* [Complete the following]:
1. Do these statements agree with the court opinion? (a) Mor-Cor Packaging Products, Inc. is an Illinois corporation. (b) The bench trial took place before Judge Gettleman. (c) The plaintiff cross-appealed a discovery matter. Answer yes or no for each, and quote the deciding words.
2. In the court opinion, copy the passage from "The opinion of" to "admit a fact).", substituting "supply contract" for "sales agreement".

* [Source]:
United States District Court, N.D. Illinois, Eastern Division


August 3, 2004.

MOR-COR PACKAGING PRODUCTS, INC., an Illinois corporation, Plaintiff-Counterdefendant,
v.
INNOVATIVE PACKAGING CORP., a Delaware corporation, Defendant-Counterplaintiff, v. MARTIN FIELD, Counterdefendant.

The opinion of the court was delivered by: ROBERT GETTLEMAN, District Judge

MEMORANDUM OPINION AND ORDER

Plaintiff Mor-Cor Packaging Products, Inc. ("Mor-Cor") initiated the instant breach of contract suit against defendant Innovative Packaging Corp. ("IPC") arising from defendant's alleged failure to fulfill its obligations under the parties' sales agreement. Defendant counterclaimed, alleging that plaintiff had breached its obligations under the agreement. Following a bench trial before Judge Andersen and judgment in plaintiff's favor, defendant appealed to the Seventh Circuit (and plaintiff cross-appealed a discovery matter relating to the district court's refusal to award fees as a sanction for defendant's refusal to admit a fact).

* [Supplied data]:

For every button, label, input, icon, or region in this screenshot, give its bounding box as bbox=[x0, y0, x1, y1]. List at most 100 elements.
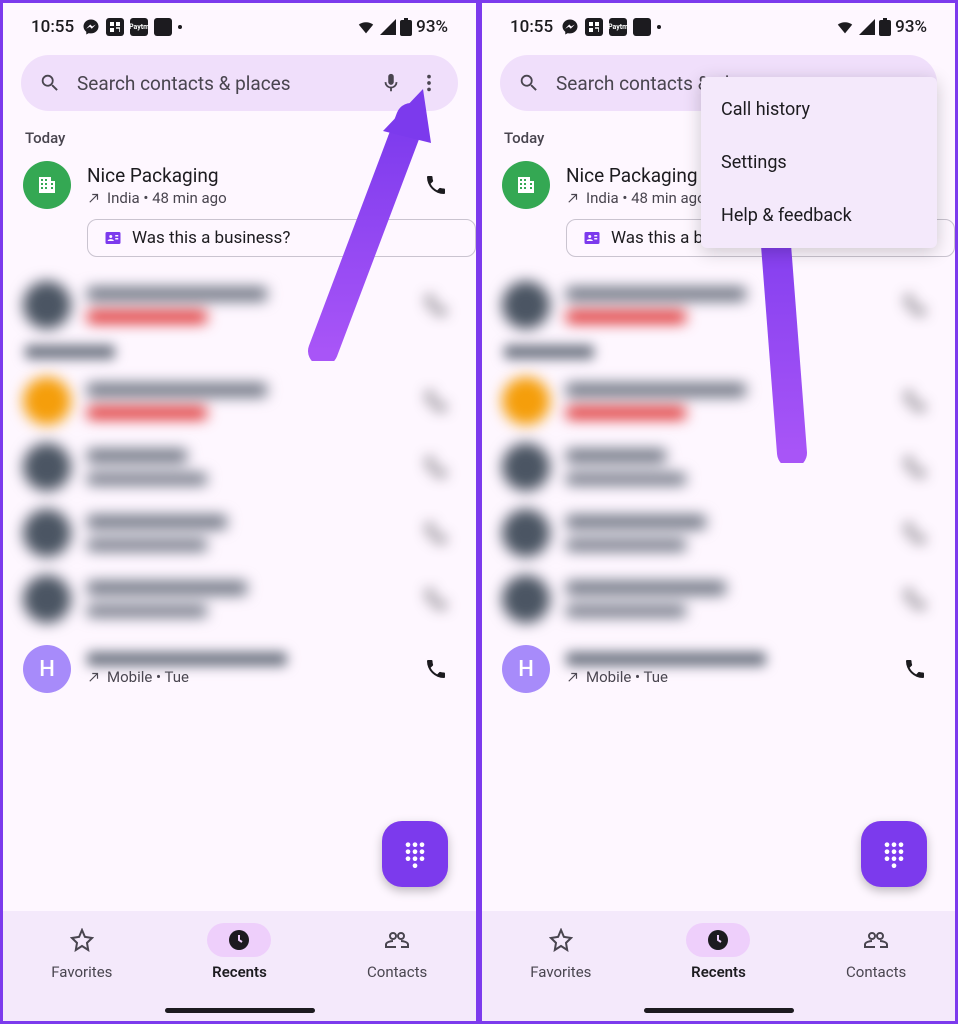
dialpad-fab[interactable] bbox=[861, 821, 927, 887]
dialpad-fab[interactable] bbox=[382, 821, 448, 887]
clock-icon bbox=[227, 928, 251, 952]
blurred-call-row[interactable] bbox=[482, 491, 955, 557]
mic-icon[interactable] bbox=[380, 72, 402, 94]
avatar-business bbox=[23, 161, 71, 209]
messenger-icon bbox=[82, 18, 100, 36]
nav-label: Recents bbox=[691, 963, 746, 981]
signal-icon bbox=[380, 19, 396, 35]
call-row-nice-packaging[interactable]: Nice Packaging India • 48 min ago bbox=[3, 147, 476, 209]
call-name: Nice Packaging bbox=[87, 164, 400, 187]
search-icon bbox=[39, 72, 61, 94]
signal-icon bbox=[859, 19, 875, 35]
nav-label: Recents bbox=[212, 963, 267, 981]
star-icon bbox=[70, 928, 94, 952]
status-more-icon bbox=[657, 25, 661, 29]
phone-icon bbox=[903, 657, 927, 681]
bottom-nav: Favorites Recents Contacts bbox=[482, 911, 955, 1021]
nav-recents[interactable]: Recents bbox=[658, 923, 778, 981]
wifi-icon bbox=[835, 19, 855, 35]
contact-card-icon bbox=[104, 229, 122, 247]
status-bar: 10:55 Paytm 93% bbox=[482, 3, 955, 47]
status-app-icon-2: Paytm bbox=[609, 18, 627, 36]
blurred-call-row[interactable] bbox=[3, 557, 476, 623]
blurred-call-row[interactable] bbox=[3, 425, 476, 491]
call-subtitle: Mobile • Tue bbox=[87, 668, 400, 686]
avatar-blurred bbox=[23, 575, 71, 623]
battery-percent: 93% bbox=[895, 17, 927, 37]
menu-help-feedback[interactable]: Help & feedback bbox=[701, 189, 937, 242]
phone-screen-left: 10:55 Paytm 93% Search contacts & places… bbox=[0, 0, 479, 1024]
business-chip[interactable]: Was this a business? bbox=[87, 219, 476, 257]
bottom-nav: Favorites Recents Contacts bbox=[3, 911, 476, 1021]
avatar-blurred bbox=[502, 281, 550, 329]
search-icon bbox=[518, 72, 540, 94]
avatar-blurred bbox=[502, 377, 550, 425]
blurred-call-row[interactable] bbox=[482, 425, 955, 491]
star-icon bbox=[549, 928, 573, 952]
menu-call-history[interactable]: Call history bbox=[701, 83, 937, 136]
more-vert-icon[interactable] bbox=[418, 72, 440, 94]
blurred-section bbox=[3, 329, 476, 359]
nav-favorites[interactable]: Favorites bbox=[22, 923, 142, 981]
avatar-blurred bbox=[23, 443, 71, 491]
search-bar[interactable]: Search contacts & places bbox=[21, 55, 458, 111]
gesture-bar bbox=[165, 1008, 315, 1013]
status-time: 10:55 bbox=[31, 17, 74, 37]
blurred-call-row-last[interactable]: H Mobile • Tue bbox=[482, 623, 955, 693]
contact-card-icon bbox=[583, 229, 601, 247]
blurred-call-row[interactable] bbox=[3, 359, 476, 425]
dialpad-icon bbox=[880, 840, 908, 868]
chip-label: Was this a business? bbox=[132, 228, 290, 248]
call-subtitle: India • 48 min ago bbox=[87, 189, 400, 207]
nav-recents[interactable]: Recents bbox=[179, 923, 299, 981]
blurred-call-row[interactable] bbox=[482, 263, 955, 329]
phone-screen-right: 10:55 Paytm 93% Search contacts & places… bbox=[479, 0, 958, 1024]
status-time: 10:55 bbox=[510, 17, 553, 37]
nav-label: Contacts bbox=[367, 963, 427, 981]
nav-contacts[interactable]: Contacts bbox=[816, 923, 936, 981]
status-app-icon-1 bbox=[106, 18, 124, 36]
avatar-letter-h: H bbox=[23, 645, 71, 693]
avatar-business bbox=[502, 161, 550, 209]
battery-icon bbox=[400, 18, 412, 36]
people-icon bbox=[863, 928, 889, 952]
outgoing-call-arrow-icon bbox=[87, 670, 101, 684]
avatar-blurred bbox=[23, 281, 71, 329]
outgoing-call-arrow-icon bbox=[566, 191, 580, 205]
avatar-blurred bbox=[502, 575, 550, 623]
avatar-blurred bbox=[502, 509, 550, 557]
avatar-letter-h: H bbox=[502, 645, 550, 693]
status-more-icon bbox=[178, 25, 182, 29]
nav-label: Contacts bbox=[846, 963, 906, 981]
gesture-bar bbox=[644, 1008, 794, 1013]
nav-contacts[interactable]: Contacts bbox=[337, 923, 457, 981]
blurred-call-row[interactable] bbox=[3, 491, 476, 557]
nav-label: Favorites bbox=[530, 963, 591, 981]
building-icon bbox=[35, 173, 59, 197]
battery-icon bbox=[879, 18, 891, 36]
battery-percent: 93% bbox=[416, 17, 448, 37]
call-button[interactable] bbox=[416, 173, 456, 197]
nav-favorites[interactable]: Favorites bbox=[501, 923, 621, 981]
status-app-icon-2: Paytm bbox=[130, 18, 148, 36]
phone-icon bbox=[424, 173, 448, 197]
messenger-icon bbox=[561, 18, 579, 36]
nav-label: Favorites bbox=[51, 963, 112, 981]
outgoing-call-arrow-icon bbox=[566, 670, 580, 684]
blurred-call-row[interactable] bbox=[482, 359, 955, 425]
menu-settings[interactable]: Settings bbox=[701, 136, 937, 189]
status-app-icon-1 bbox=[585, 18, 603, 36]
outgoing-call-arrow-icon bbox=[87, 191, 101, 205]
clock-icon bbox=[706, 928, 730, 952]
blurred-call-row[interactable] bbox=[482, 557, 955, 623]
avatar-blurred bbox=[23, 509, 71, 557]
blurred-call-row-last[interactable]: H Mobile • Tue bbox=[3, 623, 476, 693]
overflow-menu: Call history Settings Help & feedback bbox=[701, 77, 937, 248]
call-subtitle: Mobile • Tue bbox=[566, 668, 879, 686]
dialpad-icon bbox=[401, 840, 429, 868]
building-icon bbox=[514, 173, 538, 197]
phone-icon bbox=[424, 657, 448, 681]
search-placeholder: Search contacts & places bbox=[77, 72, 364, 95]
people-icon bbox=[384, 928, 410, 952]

* [Responses to the exercise]:
1.
(a) Yes: "an Illinois corporation"
(b) No: "Following a bench trial before Judge Andersen"
(c) Yes: "plaintiff cross-appealed a discovery matter"

2.
The opinion of the court was delivered by: ROBERT GETTLEMAN, District Judge

MEMORANDUM OPINION AND ORDER

Plaintiff Mor-Cor Packaging Products, Inc. ("Mor-Cor") initiated the instant breach of contract suit against defendant Innovative Packaging Corp. ("IPC") arising from defendant's alleged failure to fulfill its obligations under the parties' supply contract. Defendant counterclaimed, alleging that plaintiff had breached its obligations under the agreement. Following a bench trial before Judge Andersen and judgment in plaintiff's favor, defendant appealed to the Seventh Circuit (and plaintiff cross-appealed a discovery matter relating to the district court's refusal to award fees as a sanction for defendant's refusal to admit a fact).